§ **Exercise**
Update the material below by replacing each "column-divider" with "column-separator" and leaving every other line unchanged.
— start of Records provided —
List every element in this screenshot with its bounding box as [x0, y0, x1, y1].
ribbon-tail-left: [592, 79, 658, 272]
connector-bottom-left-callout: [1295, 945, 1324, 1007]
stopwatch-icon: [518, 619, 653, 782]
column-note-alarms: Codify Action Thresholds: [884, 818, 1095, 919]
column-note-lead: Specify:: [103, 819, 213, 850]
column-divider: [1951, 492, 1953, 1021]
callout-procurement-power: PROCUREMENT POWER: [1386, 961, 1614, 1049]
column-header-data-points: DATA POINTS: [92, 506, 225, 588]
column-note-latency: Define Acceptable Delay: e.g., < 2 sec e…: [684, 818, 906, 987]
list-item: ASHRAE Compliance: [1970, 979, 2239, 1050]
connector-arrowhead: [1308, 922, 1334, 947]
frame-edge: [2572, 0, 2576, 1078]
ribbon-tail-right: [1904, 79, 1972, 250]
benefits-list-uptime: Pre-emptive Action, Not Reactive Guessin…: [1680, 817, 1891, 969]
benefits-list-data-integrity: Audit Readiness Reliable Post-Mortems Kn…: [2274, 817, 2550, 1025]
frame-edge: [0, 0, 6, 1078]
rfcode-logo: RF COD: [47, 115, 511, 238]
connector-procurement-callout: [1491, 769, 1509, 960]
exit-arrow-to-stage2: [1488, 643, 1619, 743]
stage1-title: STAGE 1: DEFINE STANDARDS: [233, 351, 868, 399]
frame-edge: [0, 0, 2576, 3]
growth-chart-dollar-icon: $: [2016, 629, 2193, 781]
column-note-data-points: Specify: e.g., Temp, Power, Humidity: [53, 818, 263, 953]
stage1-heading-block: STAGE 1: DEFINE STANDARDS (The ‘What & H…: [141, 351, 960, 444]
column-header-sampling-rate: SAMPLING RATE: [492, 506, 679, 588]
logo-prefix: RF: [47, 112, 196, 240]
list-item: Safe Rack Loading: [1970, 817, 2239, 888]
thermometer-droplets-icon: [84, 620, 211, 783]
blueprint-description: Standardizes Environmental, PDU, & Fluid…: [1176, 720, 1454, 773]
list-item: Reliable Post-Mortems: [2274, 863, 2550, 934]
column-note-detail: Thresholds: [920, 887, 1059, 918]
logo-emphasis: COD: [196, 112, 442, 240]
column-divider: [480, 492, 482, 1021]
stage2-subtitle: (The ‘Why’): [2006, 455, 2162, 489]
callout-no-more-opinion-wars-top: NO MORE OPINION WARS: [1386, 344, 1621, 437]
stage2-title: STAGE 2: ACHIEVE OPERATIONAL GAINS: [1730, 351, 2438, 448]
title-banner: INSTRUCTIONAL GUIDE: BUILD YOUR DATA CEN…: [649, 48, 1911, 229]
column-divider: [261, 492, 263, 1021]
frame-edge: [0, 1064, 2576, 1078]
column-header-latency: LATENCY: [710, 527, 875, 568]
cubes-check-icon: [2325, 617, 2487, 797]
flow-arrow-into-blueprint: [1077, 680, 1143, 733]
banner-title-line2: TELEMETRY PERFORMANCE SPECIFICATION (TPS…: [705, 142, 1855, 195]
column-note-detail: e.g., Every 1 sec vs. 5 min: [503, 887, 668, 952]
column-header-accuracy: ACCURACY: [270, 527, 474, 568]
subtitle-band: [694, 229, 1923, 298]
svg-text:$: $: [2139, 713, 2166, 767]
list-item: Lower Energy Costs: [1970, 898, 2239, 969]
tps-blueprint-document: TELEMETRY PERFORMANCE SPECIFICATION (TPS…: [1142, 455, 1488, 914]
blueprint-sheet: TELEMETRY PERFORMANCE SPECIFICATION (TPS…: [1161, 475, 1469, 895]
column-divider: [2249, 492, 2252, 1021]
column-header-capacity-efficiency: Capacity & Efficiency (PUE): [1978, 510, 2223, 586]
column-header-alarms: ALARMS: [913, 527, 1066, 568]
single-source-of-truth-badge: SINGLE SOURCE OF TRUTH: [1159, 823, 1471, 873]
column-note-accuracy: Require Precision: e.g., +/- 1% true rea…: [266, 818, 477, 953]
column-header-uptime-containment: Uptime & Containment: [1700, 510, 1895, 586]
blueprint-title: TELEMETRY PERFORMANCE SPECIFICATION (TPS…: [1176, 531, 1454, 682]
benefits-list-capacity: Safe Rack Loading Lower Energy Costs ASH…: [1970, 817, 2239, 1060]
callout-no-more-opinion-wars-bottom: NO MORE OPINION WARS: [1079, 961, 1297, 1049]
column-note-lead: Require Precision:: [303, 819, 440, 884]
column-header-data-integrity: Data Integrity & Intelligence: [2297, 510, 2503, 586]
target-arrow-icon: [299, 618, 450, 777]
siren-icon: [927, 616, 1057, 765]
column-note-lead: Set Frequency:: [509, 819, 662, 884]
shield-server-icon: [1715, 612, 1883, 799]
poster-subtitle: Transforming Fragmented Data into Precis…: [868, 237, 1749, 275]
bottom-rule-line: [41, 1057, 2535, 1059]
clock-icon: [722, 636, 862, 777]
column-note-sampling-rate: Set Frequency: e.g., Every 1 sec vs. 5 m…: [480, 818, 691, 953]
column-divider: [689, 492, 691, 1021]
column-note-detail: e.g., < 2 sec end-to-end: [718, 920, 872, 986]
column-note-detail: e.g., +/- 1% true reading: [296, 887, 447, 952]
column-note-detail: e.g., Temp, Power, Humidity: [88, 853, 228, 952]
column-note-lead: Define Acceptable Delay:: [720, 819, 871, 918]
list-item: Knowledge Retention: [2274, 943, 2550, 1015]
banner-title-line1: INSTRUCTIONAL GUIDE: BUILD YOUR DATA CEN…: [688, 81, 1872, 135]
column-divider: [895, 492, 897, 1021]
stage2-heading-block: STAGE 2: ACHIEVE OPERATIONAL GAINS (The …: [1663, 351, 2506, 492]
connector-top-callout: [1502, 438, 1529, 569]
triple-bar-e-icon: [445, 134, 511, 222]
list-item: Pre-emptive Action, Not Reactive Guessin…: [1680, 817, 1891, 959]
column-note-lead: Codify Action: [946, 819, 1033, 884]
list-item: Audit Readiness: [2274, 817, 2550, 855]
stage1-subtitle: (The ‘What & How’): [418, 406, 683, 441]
— end of Records provided —
§ **Solution to this exercise**
List every element in this screenshot with its bounding box as [x0, y0, x1, y1].
ribbon-tail-left: [592, 79, 658, 272]
connector-bottom-left-callout: [1295, 945, 1324, 1007]
stopwatch-icon: [518, 619, 653, 782]
column-note-alarms: Codify Action Thresholds: [884, 818, 1095, 919]
column-note-lead: Specify:: [103, 819, 213, 850]
column-separator: [1951, 492, 1953, 1021]
callout-procurement-power: PROCUREMENT POWER: [1386, 961, 1614, 1049]
column-header-data-points: DATA POINTS: [92, 506, 225, 588]
column-note-latency: Define Acceptable Delay: e.g., < 2 sec e…: [684, 818, 906, 987]
list-item: ASHRAE Compliance: [1970, 979, 2239, 1050]
connector-arrowhead: [1308, 922, 1334, 947]
frame-edge: [2572, 0, 2576, 1078]
ribbon-tail-right: [1904, 79, 1972, 250]
benefits-list-uptime: Pre-emptive Action, Not Reactive Guessin…: [1680, 817, 1891, 969]
benefits-list-data-integrity: Audit Readiness Reliable Post-Mortems Kn…: [2274, 817, 2550, 1025]
frame-edge: [0, 0, 6, 1078]
rfcode-logo: RF COD: [47, 115, 511, 238]
connector-procurement-callout: [1491, 769, 1509, 960]
exit-arrow-to-stage2: [1488, 643, 1619, 743]
stage1-title: STAGE 1: DEFINE STANDARDS: [233, 351, 868, 399]
frame-edge: [0, 0, 2576, 3]
growth-chart-dollar-icon: $: [2016, 629, 2193, 781]
column-note-data-points: Specify: e.g., Temp, Power, Humidity: [53, 818, 263, 953]
stage1-heading-block: STAGE 1: DEFINE STANDARDS (The ‘What & H…: [141, 351, 960, 444]
column-header-sampling-rate: SAMPLING RATE: [492, 506, 679, 588]
logo-prefix: RF: [47, 112, 196, 240]
list-item: Safe Rack Loading: [1970, 817, 2239, 888]
thermometer-droplets-icon: [84, 620, 211, 783]
blueprint-description: Standardizes Environmental, PDU, & Fluid…: [1176, 720, 1454, 773]
list-item: Reliable Post-Mortems: [2274, 863, 2550, 934]
column-note-detail: Thresholds: [920, 887, 1059, 918]
logo-emphasis: COD: [196, 112, 442, 240]
column-separator: [480, 492, 482, 1021]
stage2-subtitle: (The ‘Why’): [2006, 455, 2162, 489]
callout-no-more-opinion-wars-top: NO MORE OPINION WARS: [1386, 344, 1621, 437]
stage2-title: STAGE 2: ACHIEVE OPERATIONAL GAINS: [1730, 351, 2438, 448]
title-banner: INSTRUCTIONAL GUIDE: BUILD YOUR DATA CEN…: [649, 48, 1911, 229]
column-separator: [261, 492, 263, 1021]
frame-edge: [0, 1064, 2576, 1078]
column-header-latency: LATENCY: [710, 527, 875, 568]
cubes-check-icon: [2325, 617, 2487, 797]
flow-arrow-into-blueprint: [1077, 680, 1143, 733]
banner-title-line2: TELEMETRY PERFORMANCE SPECIFICATION (TPS…: [705, 142, 1855, 195]
column-note-detail: e.g., Every 1 sec vs. 5 min: [503, 887, 668, 952]
column-header-accuracy: ACCURACY: [270, 527, 474, 568]
subtitle-band: [694, 229, 1923, 298]
svg-text:$: $: [2139, 713, 2166, 767]
list-item: Lower Energy Costs: [1970, 898, 2239, 969]
tps-blueprint-document: TELEMETRY PERFORMANCE SPECIFICATION (TPS…: [1142, 455, 1488, 914]
blueprint-sheet: TELEMETRY PERFORMANCE SPECIFICATION (TPS…: [1161, 475, 1469, 895]
column-separator: [2249, 492, 2252, 1021]
column-header-capacity-efficiency: Capacity & Efficiency (PUE): [1978, 510, 2223, 586]
column-header-alarms: ALARMS: [913, 527, 1066, 568]
single-source-of-truth-badge: SINGLE SOURCE OF TRUTH: [1159, 823, 1471, 873]
column-note-accuracy: Require Precision: e.g., +/- 1% true rea…: [266, 818, 477, 953]
column-header-uptime-containment: Uptime & Containment: [1700, 510, 1895, 586]
blueprint-title: TELEMETRY PERFORMANCE SPECIFICATION (TPS…: [1176, 531, 1454, 682]
benefits-list-capacity: Safe Rack Loading Lower Energy Costs ASH…: [1970, 817, 2239, 1060]
callout-no-more-opinion-wars-bottom: NO MORE OPINION WARS: [1079, 961, 1297, 1049]
column-note-lead: Require Precision:: [303, 819, 440, 884]
column-header-data-integrity: Data Integrity & Intelligence: [2297, 510, 2503, 586]
target-arrow-icon: [299, 618, 450, 777]
siren-icon: [927, 616, 1057, 765]
column-note-lead: Set Frequency:: [509, 819, 662, 884]
shield-server-icon: [1715, 612, 1883, 799]
poster-subtitle: Transforming Fragmented Data into Precis…: [868, 237, 1749, 275]
bottom-rule-line: [41, 1057, 2535, 1059]
clock-icon: [722, 636, 862, 777]
column-note-sampling-rate: Set Frequency: e.g., Every 1 sec vs. 5 m…: [480, 818, 691, 953]
column-separator: [689, 492, 691, 1021]
column-note-detail: e.g., < 2 sec end-to-end: [718, 920, 872, 986]
column-note-detail: e.g., +/- 1% true reading: [296, 887, 447, 952]
column-note-detail: e.g., Temp, Power, Humidity: [88, 853, 228, 952]
column-note-lead: Define Acceptable Delay:: [720, 819, 871, 918]
list-item: Knowledge Retention: [2274, 943, 2550, 1015]
banner-title-line1: INSTRUCTIONAL GUIDE: BUILD YOUR DATA CEN…: [688, 81, 1872, 135]
column-separator: [895, 492, 897, 1021]
stage2-heading-block: STAGE 2: ACHIEVE OPERATIONAL GAINS (The …: [1663, 351, 2506, 492]
connector-top-callout: [1502, 438, 1529, 569]
triple-bar-e-icon: [445, 134, 511, 222]
list-item: Pre-emptive Action, Not Reactive Guessin…: [1680, 817, 1891, 959]
column-note-lead: Codify Action: [946, 819, 1033, 884]
list-item: Audit Readiness: [2274, 817, 2550, 855]
stage1-subtitle: (The ‘What & How’): [418, 406, 683, 441]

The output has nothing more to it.